## start
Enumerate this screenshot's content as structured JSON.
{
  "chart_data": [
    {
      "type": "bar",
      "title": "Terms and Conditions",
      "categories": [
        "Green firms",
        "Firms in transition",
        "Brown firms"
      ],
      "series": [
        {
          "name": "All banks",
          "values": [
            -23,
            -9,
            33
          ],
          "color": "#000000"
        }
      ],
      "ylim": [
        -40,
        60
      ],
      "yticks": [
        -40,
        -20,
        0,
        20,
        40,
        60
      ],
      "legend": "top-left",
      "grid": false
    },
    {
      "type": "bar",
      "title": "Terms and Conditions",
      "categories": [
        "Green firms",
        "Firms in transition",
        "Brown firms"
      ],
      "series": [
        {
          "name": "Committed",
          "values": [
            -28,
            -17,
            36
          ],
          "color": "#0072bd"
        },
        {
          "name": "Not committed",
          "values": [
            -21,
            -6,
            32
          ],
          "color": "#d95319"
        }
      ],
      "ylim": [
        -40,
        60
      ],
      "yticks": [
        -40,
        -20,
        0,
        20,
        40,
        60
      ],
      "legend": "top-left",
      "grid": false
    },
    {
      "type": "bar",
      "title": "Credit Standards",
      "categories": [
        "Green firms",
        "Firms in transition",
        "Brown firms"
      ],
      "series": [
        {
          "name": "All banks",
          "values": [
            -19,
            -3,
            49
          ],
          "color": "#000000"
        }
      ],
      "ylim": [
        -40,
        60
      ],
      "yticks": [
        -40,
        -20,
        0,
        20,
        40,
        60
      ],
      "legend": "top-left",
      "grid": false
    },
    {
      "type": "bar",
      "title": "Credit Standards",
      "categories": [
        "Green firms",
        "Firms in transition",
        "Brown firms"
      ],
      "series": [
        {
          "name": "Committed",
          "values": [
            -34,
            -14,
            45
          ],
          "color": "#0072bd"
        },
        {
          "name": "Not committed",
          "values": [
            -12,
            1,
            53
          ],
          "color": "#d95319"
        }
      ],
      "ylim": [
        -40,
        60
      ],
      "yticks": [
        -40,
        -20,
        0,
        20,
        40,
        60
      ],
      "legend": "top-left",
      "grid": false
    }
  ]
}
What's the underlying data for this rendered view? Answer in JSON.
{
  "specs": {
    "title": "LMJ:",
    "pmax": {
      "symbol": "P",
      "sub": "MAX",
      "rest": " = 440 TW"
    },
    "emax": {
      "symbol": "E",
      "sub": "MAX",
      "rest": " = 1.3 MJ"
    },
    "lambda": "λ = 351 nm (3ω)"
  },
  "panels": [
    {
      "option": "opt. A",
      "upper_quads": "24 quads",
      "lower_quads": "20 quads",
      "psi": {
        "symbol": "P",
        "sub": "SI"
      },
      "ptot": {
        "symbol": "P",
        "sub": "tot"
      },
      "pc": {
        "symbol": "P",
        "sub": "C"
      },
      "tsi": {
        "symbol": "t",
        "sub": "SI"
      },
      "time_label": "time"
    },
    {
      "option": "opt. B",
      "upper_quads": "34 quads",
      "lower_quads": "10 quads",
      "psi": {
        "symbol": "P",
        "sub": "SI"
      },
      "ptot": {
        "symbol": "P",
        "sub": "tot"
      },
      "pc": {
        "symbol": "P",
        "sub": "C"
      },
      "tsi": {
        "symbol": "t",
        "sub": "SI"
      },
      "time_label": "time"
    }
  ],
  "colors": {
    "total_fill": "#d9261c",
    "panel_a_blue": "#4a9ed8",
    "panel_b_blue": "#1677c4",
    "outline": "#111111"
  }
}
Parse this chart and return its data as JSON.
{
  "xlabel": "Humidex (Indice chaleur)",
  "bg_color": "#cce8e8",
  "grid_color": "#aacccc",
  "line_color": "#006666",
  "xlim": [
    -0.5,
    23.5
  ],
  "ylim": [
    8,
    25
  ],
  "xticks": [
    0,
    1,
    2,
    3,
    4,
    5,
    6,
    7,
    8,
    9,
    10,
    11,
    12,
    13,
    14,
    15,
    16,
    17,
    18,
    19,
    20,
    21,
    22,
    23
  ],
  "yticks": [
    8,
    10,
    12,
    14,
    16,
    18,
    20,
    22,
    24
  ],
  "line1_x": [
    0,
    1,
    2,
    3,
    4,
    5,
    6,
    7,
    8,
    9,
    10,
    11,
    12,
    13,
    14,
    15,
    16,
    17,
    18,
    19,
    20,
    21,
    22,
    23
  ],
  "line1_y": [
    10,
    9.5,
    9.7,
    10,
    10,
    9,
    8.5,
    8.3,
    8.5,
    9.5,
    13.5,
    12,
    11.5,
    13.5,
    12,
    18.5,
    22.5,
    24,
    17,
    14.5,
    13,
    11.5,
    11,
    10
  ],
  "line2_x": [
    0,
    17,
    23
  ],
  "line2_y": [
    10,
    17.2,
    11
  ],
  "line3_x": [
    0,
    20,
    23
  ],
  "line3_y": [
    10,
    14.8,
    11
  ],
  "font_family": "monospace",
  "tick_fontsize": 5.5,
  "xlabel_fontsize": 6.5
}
## end
* TASK GOAL: Using the data above, reproduce every line exactly.

* ANSWER TO THIS TASK:
Enumerate this screenshot's content as structured JSON.
{
  "chart_data": [
    {
      "type": "bar",
      "title": "Terms and Conditions",
      "categories": [
        "Green firms",
        "Firms in transition",
        "Brown firms"
      ],
      "series": [
        {
          "name": "All banks",
          "values": [
            -23,
            -9,
            33
          ],
          "color": "#000000"
        }
      ],
      "ylim": [
        -40,
        60
      ],
      "yticks": [
        -40,
        -20,
        0,
        20,
        40,
        60
      ],
      "legend": "top-left",
      "grid": false
    },
    {
      "type": "bar",
      "title": "Terms and Conditions",
      "categories": [
        "Green firms",
        "Firms in transition",
        "Brown firms"
      ],
      "series": [
        {
          "name": "Committed",
          "values": [
            -28,
            -17,
            36
          ],
          "color": "#0072bd"
        },
        {
          "name": "Not committed",
          "values": [
            -21,
            -6,
            32
          ],
          "color": "#d95319"
        }
      ],
      "ylim": [
        -40,
        60
      ],
      "yticks": [
        -40,
        -20,
        0,
        20,
        40,
        60
      ],
      "legend": "top-left",
      "grid": false
    },
    {
      "type": "bar",
      "title": "Credit Standards",
      "categories": [
        "Green firms",
        "Firms in transition",
        "Brown firms"
      ],
      "series": [
        {
          "name": "All banks",
          "values": [
            -19,
            -3,
            49
          ],
          "color": "#000000"
        }
      ],
      "ylim": [
        -40,
        60
      ],
      "yticks": [
        -40,
        -20,
        0,
        20,
        40,
        60
      ],
      "legend": "top-left",
      "grid": false
    },
    {
      "type": "bar",
      "title": "Credit Standards",
      "categories": [
        "Green firms",
        "Firms in transition",
        "Brown firms"
      ],
      "series": [
        {
          "name": "Committed",
          "values": [
            -34,
            -14,
            45
          ],
          "color": "#0072bd"
        },
        {
          "name": "Not committed",
          "values": [
            -12,
            1,
            53
          ],
          "color": "#d95319"
        }
      ],
      "ylim": [
        -40,
        60
      ],
      "yticks": [
        -40,
        -20,
        0,
        20,
        40,
        60
      ],
      "legend": "top-left",
      "grid": false
    }
  ]
}
What's the underlying data for this rendered view? Answer in JSON.
{
  "specs": {
    "title": "LMJ:",
    "pmax": {
      "symbol": "P",
      "sub": "MAX",
      "rest": " = 440 TW"
    },
    "emax": {
      "symbol": "E",
      "sub": "MAX",
      "rest": " = 1.3 MJ"
    },
    "lambda": "λ = 351 nm (3ω)"
  },
  "panels": [
    {
      "option": "opt. A",
      "upper_quads": "24 quads",
      "lower_quads": "20 quads",
      "psi": {
        "symbol": "P",
        "sub": "SI"
      },
      "ptot": {
        "symbol": "P",
        "sub": "tot"
      },
      "pc": {
        "symbol": "P",
        "sub": "C"
      },
      "tsi": {
        "symbol": "t",
        "sub": "SI"
      },
      "time_label": "time"
    },
    {
      "option": "opt. B",
      "upper_quads": "34 quads",
      "lower_quads": "10 quads",
      "psi": {
        "symbol": "P",
        "sub": "SI"
      },
      "ptot": {
        "symbol": "P",
        "sub": "tot"
      },
      "pc": {
        "symbol": "P",
        "sub": "C"
      },
      "tsi": {
        "symbol": "t",
        "sub": "SI"
      },
      "time_label": "time"
    }
  ],
  "colors": {
    "total_fill": "#d9261c",
    "panel_a_blue": "#4a9ed8",
    "panel_b_blue": "#1677c4",
    "outline": "#111111"
  }
}
Parse this chart and return its data as JSON.
{
  "xlabel": "Humidex (Indice chaleur)",
  "bg_color": "#cce8e8",
  "grid_color": "#aacccc",
  "line_color": "#006666",
  "xlim": [
    -0.5,
    23.5
  ],
  "ylim": [
    8,
    25
  ],
  "xticks": [
    0,
    1,
    2,
    3,
    4,
    5,
    6,
    7,
    8,
    9,
    10,
    11,
    12,
    13,
    14,
    15,
    16,
    17,
    18,
    19,
    20,
    21,
    22,
    23
  ],
  "yticks": [
    8,
    10,
    12,
    14,
    16,
    18,
    20,
    22,
    24
  ],
  "line1_x": [
    0,
    1,
    2,
    3,
    4,
    5,
    6,
    7,
    8,
    9,
    10,
    11,
    12,
    13,
    14,
    15,
    16,
    17,
    18,
    19,
    20,
    21,
    22,
    23
  ],
  "line1_y": [
    10,
    9.5,
    9.7,
    10,
    10,
    9,
    8.5,
    8.3,
    8.5,
    9.5,
    13.5,
    12,
    11.5,
    13.5,
    12,
    18.5,
    22.5,
    24,
    17,
    14.5,
    13,
    11.5,
    11,
    10
  ],
  "line2_x": [
    0,
    17,
    23
  ],
  "line2_y": [
    10,
    17.2,
    11
  ],
  "line3_x": [
    0,
    20,
    23
  ],
  "line3_y": [
    10,
    14.8,
    11
  ],
  "font_family": "monospace",
  "tick_fontsize": 5.5,
  "xlabel_fontsize": 6.5
}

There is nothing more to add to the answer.